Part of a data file

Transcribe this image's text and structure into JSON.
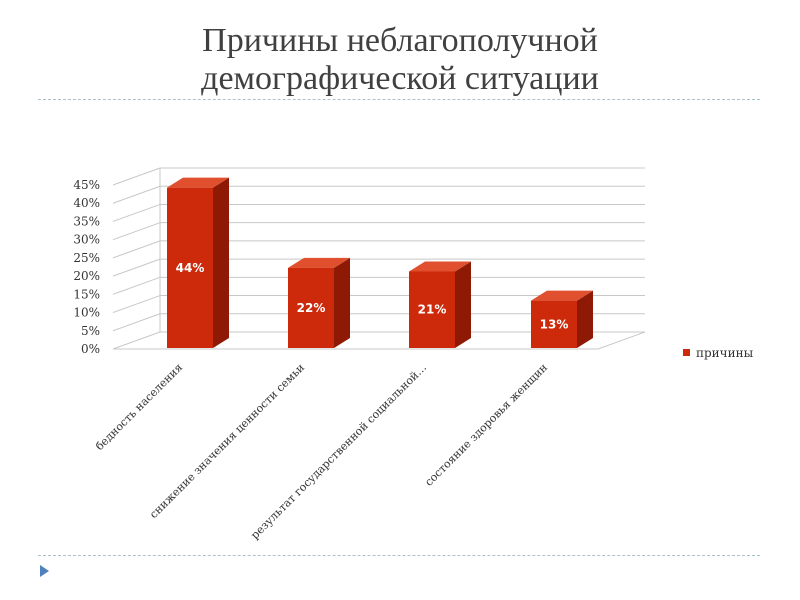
{
  "slide": {
    "title_line1": "Причины неблагополучной",
    "title_line2": "демографической ситуации"
  },
  "chart_data": {
    "type": "bar",
    "categories": [
      "бедность населения",
      "снижение значения ценности семьи",
      "результат государственной социальной…",
      "состояние здоровья женщин"
    ],
    "series": [
      {
        "name": "причины",
        "values": [
          44,
          22,
          21,
          13
        ]
      }
    ],
    "data_labels": [
      "44%",
      "22%",
      "21%",
      "13%"
    ],
    "yticks": [
      "0%",
      "5%",
      "10%",
      "15%",
      "20%",
      "25%",
      "30%",
      "35%",
      "40%",
      "45%"
    ],
    "ylim": [
      0,
      45
    ],
    "ystep": 5,
    "title": "",
    "xlabel": "",
    "ylabel": "",
    "grid": true,
    "legend": "right",
    "colors": {
      "front": "#cc2a0a",
      "top": "#e0502e",
      "side": "#8e1a05",
      "grid": "#c8c8c8"
    }
  }
}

THE REQUEST: Images should not appear in the copy; retype the listing above exactly.

CORRECT RESULT:
Transcribe this image's text and structure into JSON.
{
  "slide": {
    "title_line1": "Причины неблагополучной",
    "title_line2": "демографической ситуации"
  },
  "chart_data": {
    "type": "bar",
    "categories": [
      "бедность населения",
      "снижение значения ценности семьи",
      "результат государственной социальной…",
      "состояние здоровья женщин"
    ],
    "series": [
      {
        "name": "причины",
        "values": [
          44,
          22,
          21,
          13
        ]
      }
    ],
    "data_labels": [
      "44%",
      "22%",
      "21%",
      "13%"
    ],
    "yticks": [
      "0%",
      "5%",
      "10%",
      "15%",
      "20%",
      "25%",
      "30%",
      "35%",
      "40%",
      "45%"
    ],
    "ylim": [
      0,
      45
    ],
    "ystep": 5,
    "title": "",
    "xlabel": "",
    "ylabel": "",
    "grid": true,
    "legend": "right",
    "colors": {
      "front": "#cc2a0a",
      "top": "#e0502e",
      "side": "#8e1a05",
      "grid": "#c8c8c8"
    }
  }
}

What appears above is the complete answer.